§ What needs to be done
Find the lines that hold the word "label" and return them.

========================

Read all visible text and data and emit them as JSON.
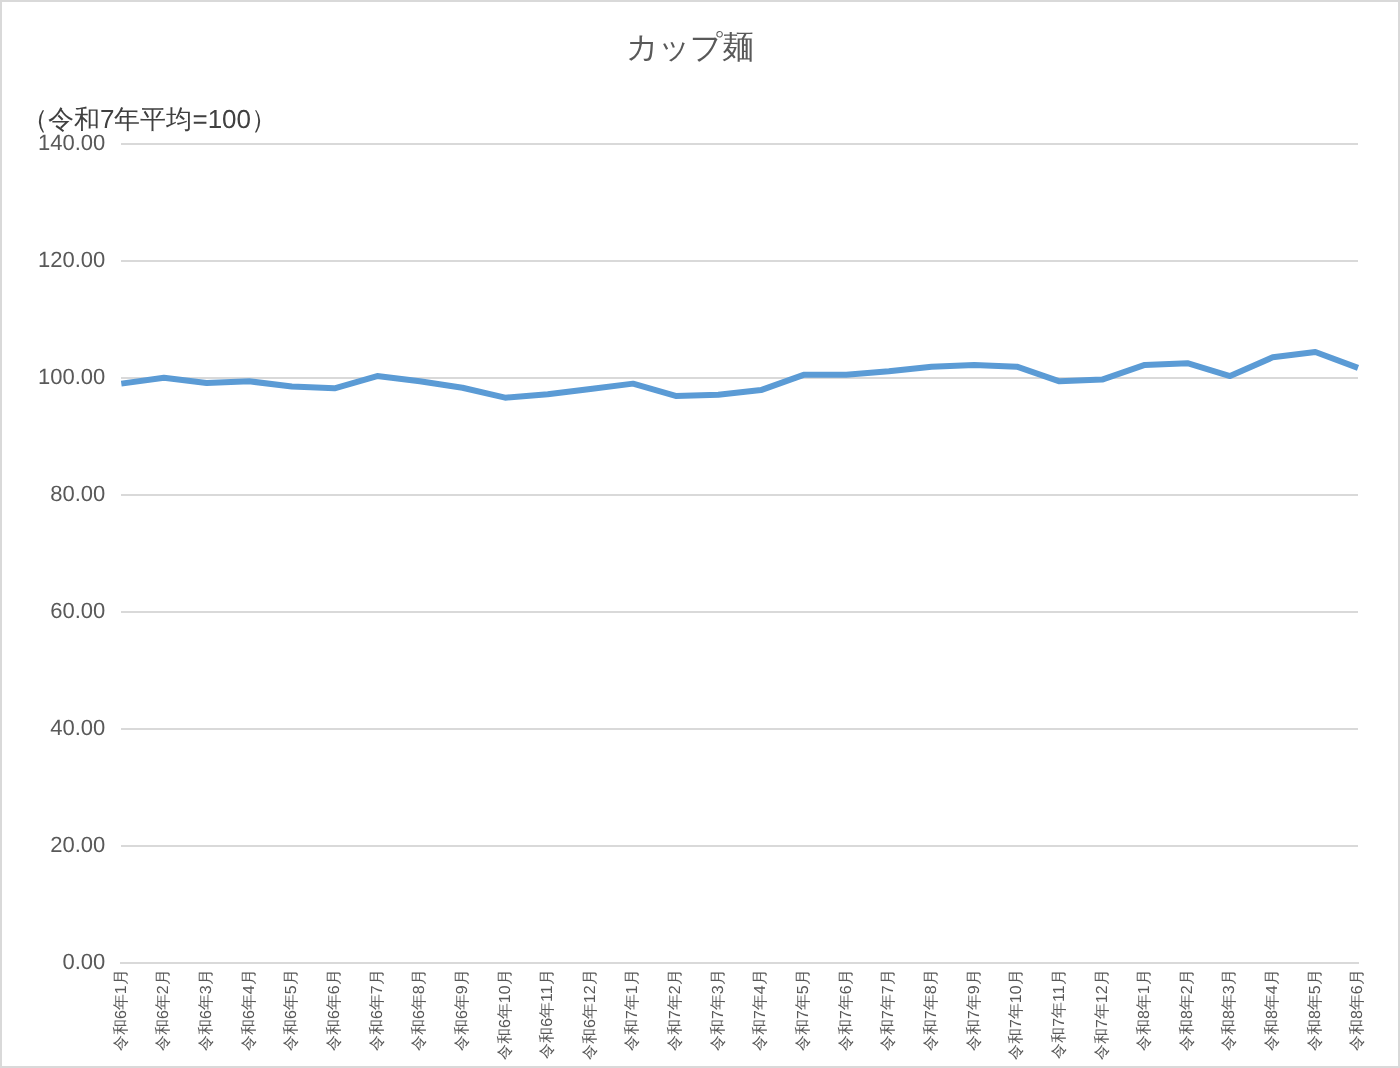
{
  "chart_data": {
    "type": "line",
    "title": "カップ麺",
    "annotations": [
      "（令和7年平均=100）"
    ],
    "categories": [
      "令和6年1月",
      "令和6年2月",
      "令和6年3月",
      "令和6年4月",
      "令和6年5月",
      "令和6年6月",
      "令和6年7月",
      "令和6年8月",
      "令和6年9月",
      "令和6年10月",
      "令和6年11月",
      "令和6年12月",
      "令和7年1月",
      "令和7年2月",
      "令和7年3月",
      "令和7年4月",
      "令和7年5月",
      "令和7年6月",
      "令和7年7月",
      "令和7年8月",
      "令和7年9月",
      "令和7年10月",
      "令和7年11月",
      "令和7年12月",
      "令和8年1月",
      "令和8年2月",
      "令和8年3月",
      "令和8年4月",
      "令和8年5月",
      "令和8年6月"
    ],
    "series": [
      {
        "color": "#5b9bd5",
        "values": [
          99.1,
          100.1,
          99.2,
          99.5,
          98.6,
          98.3,
          100.4,
          99.5,
          98.4,
          96.7,
          97.3,
          98.2,
          99.1,
          97.0,
          97.2,
          98.0,
          100.6,
          100.6,
          101.2,
          102.0,
          102.3,
          102.0,
          99.5,
          99.8,
          102.3,
          102.6,
          100.4,
          103.6,
          104.5,
          101.8
        ]
      }
    ],
    "ylim": [
      0,
      140
    ],
    "yticks": [
      {
        "value": 0,
        "label": "0.00"
      },
      {
        "value": 20,
        "label": "20.00"
      },
      {
        "value": 40,
        "label": "40.00"
      },
      {
        "value": 60,
        "label": "60.00"
      },
      {
        "value": 80,
        "label": "80.00"
      },
      {
        "value": 100,
        "label": "100.00"
      },
      {
        "value": 120,
        "label": "120.00"
      },
      {
        "value": 140,
        "label": "140.00"
      }
    ],
    "grid": "y",
    "legend": false,
    "marker": "none",
    "line_style": "solid"
  }
}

========================

§ Written solution
        "label": "0.00"
        "label": "20.00"
        "label": "40.00"
        "label": "60.00"
        "label": "80.00"
        "label": "100.00"
        "label": "120.00"
        "label": "140.00"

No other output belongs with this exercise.